PROBLEM STATEMENT:
Filter the entries and keep only the lines where the string "deleted" appears.

GIVEN ENTRIES:

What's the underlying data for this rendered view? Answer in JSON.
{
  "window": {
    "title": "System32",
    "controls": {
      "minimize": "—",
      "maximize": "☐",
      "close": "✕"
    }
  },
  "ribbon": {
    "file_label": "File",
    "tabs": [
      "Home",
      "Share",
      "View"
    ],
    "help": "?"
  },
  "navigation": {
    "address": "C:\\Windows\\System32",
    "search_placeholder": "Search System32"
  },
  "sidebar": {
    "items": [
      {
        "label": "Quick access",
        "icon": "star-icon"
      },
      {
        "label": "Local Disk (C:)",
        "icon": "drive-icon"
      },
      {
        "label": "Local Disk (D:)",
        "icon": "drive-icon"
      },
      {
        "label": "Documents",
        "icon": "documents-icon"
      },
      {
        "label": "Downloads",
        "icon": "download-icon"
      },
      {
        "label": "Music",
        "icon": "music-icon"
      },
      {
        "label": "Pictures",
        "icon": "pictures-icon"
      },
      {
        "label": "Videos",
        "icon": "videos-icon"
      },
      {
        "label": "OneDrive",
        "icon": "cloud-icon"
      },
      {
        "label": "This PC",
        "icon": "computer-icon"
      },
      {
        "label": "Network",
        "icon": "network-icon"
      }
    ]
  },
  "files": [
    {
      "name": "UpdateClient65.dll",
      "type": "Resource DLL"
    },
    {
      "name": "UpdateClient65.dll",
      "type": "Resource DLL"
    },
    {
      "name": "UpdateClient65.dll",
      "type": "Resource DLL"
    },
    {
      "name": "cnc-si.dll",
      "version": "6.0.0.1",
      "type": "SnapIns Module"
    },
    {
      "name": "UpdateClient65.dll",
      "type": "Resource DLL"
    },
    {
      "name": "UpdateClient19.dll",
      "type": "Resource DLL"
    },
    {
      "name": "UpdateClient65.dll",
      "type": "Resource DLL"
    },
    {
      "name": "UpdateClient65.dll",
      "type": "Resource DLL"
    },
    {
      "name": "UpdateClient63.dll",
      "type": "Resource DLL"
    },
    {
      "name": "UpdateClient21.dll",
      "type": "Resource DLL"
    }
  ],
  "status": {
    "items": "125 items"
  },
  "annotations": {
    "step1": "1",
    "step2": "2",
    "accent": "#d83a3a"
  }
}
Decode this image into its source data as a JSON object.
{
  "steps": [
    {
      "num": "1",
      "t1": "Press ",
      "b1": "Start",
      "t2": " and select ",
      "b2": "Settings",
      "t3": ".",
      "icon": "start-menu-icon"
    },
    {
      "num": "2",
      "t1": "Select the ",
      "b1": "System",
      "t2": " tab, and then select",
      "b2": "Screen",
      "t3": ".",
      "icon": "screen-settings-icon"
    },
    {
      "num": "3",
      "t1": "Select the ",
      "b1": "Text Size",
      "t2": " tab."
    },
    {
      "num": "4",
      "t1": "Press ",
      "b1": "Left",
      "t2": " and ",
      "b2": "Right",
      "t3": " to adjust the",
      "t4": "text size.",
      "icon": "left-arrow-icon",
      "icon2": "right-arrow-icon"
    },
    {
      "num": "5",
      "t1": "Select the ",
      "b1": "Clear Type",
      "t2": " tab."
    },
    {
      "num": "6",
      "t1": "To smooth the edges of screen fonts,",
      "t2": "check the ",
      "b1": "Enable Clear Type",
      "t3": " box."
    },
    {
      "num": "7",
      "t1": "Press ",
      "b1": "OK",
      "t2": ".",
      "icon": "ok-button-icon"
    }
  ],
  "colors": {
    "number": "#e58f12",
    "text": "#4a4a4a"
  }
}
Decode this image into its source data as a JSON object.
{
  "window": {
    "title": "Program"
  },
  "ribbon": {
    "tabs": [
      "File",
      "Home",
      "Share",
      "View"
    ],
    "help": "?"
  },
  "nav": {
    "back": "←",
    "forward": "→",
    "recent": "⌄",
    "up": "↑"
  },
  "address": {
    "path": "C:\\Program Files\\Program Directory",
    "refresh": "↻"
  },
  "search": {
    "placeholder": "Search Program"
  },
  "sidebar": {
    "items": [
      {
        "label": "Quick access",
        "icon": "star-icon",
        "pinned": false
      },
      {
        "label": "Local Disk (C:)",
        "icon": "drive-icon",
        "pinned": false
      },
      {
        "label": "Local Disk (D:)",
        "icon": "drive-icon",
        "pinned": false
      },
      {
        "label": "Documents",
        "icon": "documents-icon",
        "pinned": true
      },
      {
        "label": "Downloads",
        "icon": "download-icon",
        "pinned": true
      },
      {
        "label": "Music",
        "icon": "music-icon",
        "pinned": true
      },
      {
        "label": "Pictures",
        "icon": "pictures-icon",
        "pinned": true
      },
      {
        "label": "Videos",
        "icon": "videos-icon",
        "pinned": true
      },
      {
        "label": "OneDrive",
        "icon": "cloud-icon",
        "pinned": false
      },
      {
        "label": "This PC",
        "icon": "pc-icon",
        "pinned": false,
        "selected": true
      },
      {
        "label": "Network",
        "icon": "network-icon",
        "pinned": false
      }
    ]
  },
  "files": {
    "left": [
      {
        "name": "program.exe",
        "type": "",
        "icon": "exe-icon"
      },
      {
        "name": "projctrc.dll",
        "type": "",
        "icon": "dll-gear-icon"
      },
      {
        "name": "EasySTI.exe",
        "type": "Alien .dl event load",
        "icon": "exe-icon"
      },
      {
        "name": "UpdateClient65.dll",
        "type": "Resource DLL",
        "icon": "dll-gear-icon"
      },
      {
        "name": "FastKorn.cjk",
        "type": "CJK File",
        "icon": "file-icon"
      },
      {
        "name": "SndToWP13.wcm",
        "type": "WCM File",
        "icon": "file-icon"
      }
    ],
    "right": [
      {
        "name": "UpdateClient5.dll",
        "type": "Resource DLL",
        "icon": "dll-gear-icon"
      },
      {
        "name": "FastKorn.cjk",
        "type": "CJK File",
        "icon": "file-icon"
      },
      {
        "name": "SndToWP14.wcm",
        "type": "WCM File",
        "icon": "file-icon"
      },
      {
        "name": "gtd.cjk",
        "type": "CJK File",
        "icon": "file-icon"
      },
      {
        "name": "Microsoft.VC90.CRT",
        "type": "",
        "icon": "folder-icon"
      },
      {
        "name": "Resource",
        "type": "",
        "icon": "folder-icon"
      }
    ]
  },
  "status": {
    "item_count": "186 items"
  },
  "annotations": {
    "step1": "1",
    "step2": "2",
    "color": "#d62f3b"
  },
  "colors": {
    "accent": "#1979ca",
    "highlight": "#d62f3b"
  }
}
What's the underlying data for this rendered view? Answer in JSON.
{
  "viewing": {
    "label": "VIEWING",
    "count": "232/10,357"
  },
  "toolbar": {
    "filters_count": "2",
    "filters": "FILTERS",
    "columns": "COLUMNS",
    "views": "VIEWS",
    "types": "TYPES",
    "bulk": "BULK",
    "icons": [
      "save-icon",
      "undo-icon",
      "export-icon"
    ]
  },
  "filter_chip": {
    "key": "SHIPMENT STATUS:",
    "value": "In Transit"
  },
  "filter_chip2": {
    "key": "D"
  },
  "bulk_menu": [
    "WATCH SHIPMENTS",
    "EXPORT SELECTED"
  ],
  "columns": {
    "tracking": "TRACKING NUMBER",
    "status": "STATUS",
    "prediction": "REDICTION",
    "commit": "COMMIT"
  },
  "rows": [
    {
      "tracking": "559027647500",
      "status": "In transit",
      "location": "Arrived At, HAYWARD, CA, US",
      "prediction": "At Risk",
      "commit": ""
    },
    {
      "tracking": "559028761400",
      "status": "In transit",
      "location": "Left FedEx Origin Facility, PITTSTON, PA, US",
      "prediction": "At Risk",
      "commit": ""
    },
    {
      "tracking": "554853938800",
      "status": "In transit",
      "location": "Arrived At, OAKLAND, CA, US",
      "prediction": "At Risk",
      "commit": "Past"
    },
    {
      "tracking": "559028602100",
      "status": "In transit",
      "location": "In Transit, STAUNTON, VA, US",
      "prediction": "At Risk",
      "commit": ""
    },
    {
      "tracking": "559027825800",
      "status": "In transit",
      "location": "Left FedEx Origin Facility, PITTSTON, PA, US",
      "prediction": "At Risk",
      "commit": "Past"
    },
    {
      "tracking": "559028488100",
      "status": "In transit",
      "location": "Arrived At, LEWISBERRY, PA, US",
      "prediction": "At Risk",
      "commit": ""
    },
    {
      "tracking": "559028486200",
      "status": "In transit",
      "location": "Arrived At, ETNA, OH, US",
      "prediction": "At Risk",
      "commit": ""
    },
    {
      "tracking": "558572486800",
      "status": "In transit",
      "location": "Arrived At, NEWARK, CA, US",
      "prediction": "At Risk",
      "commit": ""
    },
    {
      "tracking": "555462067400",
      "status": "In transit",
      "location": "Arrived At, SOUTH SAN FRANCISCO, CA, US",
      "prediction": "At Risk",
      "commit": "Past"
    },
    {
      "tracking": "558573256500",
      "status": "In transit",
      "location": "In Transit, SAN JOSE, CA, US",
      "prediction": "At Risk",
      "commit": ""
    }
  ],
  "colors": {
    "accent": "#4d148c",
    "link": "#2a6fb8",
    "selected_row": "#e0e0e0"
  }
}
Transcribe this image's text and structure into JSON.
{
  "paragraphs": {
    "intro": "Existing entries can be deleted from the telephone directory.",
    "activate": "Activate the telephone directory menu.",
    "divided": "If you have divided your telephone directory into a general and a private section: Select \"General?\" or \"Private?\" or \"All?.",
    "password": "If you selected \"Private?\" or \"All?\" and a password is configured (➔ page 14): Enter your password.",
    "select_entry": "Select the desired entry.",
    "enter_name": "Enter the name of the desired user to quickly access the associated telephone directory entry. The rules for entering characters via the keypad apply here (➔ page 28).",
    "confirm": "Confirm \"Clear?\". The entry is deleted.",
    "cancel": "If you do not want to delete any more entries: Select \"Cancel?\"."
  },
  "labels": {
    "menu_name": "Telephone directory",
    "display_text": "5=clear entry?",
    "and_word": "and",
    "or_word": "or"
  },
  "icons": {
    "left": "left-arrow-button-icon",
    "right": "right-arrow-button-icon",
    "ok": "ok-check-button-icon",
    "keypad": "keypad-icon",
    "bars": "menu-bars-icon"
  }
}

PROBLEM SOLUTION:
    "intro": "Existing entries can be deleted from the telephone directory.",
    "confirm": "Confirm \"Clear?\". The entry is deleted.",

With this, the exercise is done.